* **Problem description**
Your task is to copy every line of the entries that contains "dolor".

* **A block of data**
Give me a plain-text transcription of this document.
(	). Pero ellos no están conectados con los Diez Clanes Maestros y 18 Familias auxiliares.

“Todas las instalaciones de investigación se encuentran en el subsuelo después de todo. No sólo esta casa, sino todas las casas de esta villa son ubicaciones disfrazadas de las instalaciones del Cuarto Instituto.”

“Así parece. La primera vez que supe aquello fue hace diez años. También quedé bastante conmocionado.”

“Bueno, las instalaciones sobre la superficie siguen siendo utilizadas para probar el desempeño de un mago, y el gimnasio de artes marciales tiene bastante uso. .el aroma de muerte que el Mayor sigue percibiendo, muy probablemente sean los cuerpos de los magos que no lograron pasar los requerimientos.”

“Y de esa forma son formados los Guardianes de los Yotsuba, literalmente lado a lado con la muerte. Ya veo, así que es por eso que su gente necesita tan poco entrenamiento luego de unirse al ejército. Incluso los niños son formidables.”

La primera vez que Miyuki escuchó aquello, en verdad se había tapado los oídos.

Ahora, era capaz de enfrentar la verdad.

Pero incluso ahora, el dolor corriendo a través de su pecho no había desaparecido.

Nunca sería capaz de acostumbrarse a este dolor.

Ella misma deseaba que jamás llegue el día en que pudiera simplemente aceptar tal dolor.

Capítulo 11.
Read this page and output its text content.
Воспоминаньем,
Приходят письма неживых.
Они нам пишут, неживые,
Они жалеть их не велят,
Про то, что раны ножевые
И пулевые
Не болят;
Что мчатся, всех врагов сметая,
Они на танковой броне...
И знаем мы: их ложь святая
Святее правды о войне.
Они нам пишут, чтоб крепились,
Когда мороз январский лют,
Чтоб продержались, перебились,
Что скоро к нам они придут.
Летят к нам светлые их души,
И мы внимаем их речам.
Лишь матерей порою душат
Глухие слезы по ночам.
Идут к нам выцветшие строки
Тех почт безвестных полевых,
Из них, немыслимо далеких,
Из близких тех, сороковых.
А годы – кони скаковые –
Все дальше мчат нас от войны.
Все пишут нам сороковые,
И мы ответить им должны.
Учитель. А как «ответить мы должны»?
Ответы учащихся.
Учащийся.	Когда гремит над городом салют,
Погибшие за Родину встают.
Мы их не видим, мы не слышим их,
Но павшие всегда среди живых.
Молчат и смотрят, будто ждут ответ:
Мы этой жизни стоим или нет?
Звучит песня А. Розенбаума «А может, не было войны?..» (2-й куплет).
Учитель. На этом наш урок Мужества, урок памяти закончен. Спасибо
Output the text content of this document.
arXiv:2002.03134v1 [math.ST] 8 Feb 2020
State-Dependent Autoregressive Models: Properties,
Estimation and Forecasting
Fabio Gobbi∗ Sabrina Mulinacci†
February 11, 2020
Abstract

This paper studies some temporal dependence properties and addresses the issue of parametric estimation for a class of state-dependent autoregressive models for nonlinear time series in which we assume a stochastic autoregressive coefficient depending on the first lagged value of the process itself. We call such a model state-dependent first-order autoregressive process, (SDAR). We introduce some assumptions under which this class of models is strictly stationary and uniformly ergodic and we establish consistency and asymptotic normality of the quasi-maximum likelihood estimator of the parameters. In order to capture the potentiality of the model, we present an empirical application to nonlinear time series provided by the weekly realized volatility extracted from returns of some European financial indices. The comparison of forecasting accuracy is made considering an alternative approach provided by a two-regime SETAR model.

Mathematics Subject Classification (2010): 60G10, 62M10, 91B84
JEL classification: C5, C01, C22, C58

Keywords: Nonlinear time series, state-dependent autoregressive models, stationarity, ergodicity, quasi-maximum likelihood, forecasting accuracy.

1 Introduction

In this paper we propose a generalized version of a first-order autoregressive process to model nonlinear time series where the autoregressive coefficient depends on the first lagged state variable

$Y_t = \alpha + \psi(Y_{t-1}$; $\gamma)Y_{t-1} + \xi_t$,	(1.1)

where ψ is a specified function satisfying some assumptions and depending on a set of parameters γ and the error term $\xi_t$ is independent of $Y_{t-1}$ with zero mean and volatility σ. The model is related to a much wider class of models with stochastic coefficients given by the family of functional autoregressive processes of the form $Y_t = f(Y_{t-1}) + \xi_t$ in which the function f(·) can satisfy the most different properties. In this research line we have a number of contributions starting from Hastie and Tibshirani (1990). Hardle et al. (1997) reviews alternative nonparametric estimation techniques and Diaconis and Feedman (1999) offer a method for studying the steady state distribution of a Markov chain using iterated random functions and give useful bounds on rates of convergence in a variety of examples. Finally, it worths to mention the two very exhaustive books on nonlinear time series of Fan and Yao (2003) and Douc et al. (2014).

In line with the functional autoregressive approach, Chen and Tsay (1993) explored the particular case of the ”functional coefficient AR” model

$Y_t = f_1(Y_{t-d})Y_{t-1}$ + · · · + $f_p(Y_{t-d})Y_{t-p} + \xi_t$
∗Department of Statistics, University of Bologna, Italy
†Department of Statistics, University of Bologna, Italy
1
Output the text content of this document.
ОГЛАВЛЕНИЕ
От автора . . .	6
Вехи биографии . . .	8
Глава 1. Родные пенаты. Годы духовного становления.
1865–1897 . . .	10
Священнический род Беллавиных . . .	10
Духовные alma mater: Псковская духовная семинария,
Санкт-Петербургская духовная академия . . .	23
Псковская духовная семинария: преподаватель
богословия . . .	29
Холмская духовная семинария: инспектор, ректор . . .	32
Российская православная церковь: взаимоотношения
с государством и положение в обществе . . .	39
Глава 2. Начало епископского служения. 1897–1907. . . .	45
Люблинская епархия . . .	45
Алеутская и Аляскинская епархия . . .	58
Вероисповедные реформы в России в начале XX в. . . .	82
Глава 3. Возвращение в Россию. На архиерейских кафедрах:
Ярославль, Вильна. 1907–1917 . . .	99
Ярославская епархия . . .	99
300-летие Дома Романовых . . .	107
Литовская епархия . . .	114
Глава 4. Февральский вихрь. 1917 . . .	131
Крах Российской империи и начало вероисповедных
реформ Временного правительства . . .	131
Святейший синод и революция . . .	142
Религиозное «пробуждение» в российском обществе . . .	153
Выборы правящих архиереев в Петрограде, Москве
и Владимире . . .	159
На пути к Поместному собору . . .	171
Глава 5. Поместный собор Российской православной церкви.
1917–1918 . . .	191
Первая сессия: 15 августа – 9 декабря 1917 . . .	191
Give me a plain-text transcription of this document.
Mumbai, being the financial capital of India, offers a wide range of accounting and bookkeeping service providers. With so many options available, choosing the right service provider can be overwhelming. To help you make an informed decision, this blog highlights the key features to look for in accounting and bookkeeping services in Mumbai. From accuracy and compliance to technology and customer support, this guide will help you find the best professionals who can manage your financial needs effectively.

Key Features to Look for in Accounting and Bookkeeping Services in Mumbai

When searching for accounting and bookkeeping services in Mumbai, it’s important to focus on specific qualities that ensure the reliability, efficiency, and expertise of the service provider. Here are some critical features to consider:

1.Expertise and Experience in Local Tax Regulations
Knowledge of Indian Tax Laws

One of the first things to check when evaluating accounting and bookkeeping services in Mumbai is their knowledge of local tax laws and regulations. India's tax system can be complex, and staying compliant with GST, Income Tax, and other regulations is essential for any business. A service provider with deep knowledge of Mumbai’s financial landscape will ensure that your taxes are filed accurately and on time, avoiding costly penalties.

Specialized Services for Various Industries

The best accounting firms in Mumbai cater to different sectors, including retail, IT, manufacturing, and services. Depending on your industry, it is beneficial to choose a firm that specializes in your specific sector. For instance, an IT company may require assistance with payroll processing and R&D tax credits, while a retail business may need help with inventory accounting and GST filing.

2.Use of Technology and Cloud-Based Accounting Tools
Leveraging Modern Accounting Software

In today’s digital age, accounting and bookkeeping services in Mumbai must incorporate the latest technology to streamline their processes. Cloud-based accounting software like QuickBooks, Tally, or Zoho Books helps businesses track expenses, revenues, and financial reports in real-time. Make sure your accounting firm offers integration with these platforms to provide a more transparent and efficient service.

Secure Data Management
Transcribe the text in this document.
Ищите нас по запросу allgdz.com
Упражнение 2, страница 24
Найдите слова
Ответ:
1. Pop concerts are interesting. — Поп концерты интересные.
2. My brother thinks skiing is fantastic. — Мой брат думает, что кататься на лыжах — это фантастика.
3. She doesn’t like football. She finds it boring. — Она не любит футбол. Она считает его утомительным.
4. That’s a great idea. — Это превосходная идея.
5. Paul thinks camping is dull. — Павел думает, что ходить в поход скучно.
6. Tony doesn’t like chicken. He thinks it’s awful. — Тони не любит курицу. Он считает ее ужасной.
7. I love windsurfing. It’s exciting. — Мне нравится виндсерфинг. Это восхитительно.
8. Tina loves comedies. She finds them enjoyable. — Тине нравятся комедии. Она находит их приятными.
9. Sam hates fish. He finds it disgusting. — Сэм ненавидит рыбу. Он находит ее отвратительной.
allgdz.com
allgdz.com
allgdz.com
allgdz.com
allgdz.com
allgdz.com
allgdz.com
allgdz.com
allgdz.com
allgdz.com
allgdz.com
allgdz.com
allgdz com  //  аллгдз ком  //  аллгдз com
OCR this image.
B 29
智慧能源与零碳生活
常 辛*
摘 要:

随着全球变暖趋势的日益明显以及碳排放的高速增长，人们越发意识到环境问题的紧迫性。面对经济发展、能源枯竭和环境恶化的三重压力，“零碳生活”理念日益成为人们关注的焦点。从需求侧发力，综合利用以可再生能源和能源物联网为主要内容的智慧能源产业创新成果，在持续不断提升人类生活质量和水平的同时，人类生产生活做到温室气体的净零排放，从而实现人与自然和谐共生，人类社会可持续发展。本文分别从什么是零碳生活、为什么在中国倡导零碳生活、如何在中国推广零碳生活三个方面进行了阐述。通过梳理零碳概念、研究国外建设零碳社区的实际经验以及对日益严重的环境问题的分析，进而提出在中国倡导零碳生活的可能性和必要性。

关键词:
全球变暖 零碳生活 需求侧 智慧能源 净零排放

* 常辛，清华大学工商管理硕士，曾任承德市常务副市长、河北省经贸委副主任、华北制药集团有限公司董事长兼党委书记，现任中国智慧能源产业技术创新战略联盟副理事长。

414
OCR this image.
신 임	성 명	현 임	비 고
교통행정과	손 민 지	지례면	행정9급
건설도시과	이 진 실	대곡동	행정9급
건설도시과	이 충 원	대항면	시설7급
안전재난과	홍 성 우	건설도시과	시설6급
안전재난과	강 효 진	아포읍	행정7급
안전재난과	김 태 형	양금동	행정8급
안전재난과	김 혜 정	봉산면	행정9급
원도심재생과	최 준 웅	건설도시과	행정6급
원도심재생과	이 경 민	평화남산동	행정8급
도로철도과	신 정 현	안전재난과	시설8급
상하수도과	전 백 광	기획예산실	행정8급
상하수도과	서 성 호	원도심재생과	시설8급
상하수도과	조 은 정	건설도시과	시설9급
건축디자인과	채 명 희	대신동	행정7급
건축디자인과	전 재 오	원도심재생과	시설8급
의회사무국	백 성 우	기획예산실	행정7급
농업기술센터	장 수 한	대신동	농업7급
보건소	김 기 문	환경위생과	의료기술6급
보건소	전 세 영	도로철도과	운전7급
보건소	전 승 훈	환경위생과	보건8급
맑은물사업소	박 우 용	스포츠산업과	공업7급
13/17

* **Final result**
Pero incluso ahora, el dolor corriendo a través de su pecho no había desaparecido.
Nunca sería capaz de acostumbrarse a este dolor.
Ella misma deseaba que jamás llegue el día en que pudiera simplemente aceptar tal dolor.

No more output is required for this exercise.